→ **RAW RECORDS**
§

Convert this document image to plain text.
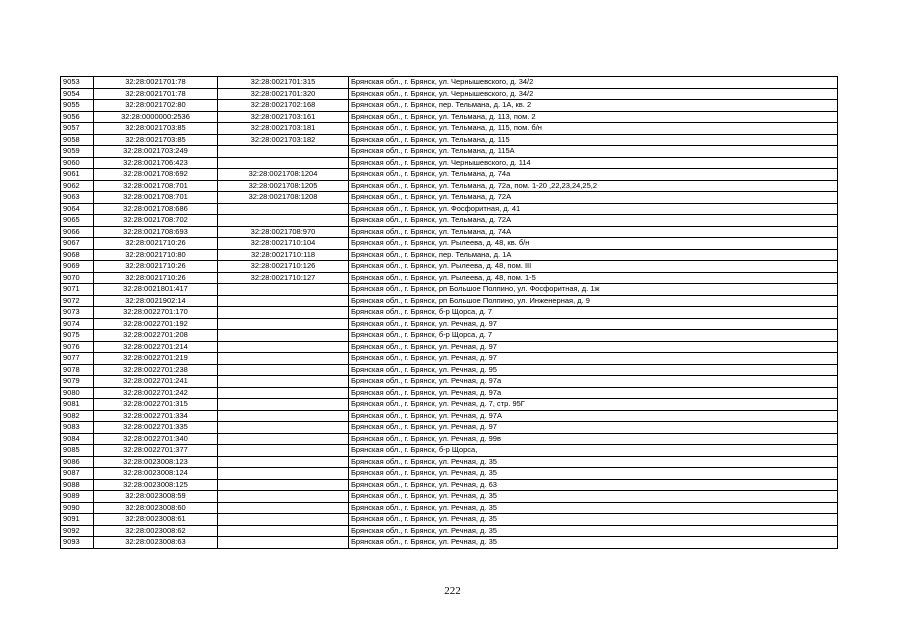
9053	32:28:0021701:78	32:28:0021701:315	Брянская обл., г. Брянск, ул. Чернышевского, д. 34/2
9054	32:28:0021701:78	32:28:0021701:320	Брянская обл., г. Брянск, ул. Чернышевского, д. 34/2
9055	32:28:0021702:80	32:28:0021702:168	Брянская обл., г. Брянск, пер. Тельмана, д. 1А, кв. 2
9056	32:28:0000000:2536	32:28:0021703:161	Брянская обл., г. Брянск, ул. Тельмана, д. 113, пом. 2
9057	32:28:0021703:85	32:28:0021703:181	Брянская обл., г. Брянск, ул. Тельмана, д. 115, пом. б/н
9058	32:28:0021703:85	32:28:0021703:182	Брянская обл., г. Брянск, ул. Тельмана, д. 115
9059	32:28:0021703:249		Брянская обл., г. Брянск, ул. Тельмана, д. 115А
9060	32:28:0021706:423		Брянская обл., г. Брянск, ул. Чернышевского, д. 114
9061	32:28:0021708:692	32:28:0021708:1204	Брянская обл., г. Брянск, ул. Тельмана, д. 74а
9062	32:28:0021708:701	32:28:0021708:1205	Брянская обл., г. Брянск, ул. Тельмана, д. 72а, пом. 1-20 ,22,23,24,25,2
9063	32:28:0021708:701	32:28:0021708:1208	Брянская обл., г. Брянск, ул. Тельмана, д. 72А
9064	32:28:0021708:686		Брянская обл., г. Брянск, ул. Фосфоритная, д. 41
9065	32:28:0021708:702		Брянская обл., г. Брянск, ул. Тельмана, д. 72А
9066	32:28:0021708:693	32:28:0021708:970	Брянская обл., г. Брянск, ул. Тельмана, д. 74А
9067	32:28:0021710:26	32:28:0021710:104	Брянская обл., г. Брянск, ул. Рылеева, д. 48, кв. б/н
9068	32:28:0021710:80	32:28:0021710:118	Брянская обл., г. Брянск, пер. Тельмана, д. 1А
9069	32:28:0021710:26	32:28:0021710:126	Брянская обл., г. Брянск, ул. Рылеева, д. 48, пом. III
9070	32:28:0021710:26	32:28:0021710:127	Брянская обл., г. Брянск, ул. Рылеева, д. 48, пом. 1-5
9071	32:28:0021801:417		Брянская обл., г. Брянск, рп Большое Полпино, ул. Фосфоритная, д. 1ж
9072	32:28:0021902:14		Брянская обл., г. Брянск, рп Большое Полпино, ул. Инженерная, д. 9
9073	32:28:0022701:170		Брянская обл., г. Брянск, б-р Щорса, д. 7
9074	32:28:0022701:192		Брянская обл., г. Брянск, ул. Речная, д. 97
9075	32:28:0022701:208		Брянская обл., г. Брянск, б-р Щорса, д. 7
9076	32:28:0022701:214		Брянская обл., г. Брянск, ул. Речная, д. 97
9077	32:28:0022701:219		Брянская обл., г. Брянск, ул. Речная, д. 97
9078	32:28:0022701:238		Брянская обл., г. Брянск, ул. Речная, д. 95
9079	32:28:0022701:241		Брянская обл., г. Брянск, ул. Речная, д. 97а
9080	32:28:0022701:242		Брянская обл., г. Брянск, ул. Речная, д. 97а
9081	32:28:0022701:315		Брянская обл., г. Брянск, ул. Речная, д. 7, стр. 95Г
9082	32:28:0022701:334		Брянская обл., г. Брянск, ул. Речная, д. 97А
9083	32:28:0022701:335		Брянская обл., г. Брянск, ул. Речная, д. 97
9084	32:28:0022701:340		Брянская обл., г. Брянск, ул. Речная, д. 99в
9085	32:28:0022701:377		Брянская обл., г. Брянск, б-р Щорса,
9086	32:28:0023008:123		Брянская обл., г. Брянск, ул. Речная, д. 35
9087	32:28:0023008:124		Брянская обл., г. Брянск, ул. Речная, д. 35
9088	32:28:0023008:125		Брянская обл., г. Брянск, ул. Речная, д. 63
9089	32:28:0023008:59		Брянская обл., г. Брянск, ул. Речная, д. 35
9090	32:28:0023008:60		Брянская обл., г. Брянск, ул. Речная, д. 35
9091	32:28:0023008:61		Брянская обл., г. Брянск, ул. Речная, д. 35
9092	32:28:0023008:62		Брянская обл., г. Брянск, ул. Речная, д. 35
9093	32:28:0023008:63		Брянская обл., г. Брянск, ул. Речная, д. 35
222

§

→ **STATED PROBLEM**
Isolate the lines that hold the word "Большое" and copy all of them.

→ **EXERCISE RESPONSE**
9071	32:28:0021801:417		Брянская обл., г. Брянск, рп Большое Полпино, ул. Фосфоритная, д. 1ж
9072	32:28:0021902:14		Брянская обл., г. Брянск, рп Большое Полпино, ул. Инженерная, д. 9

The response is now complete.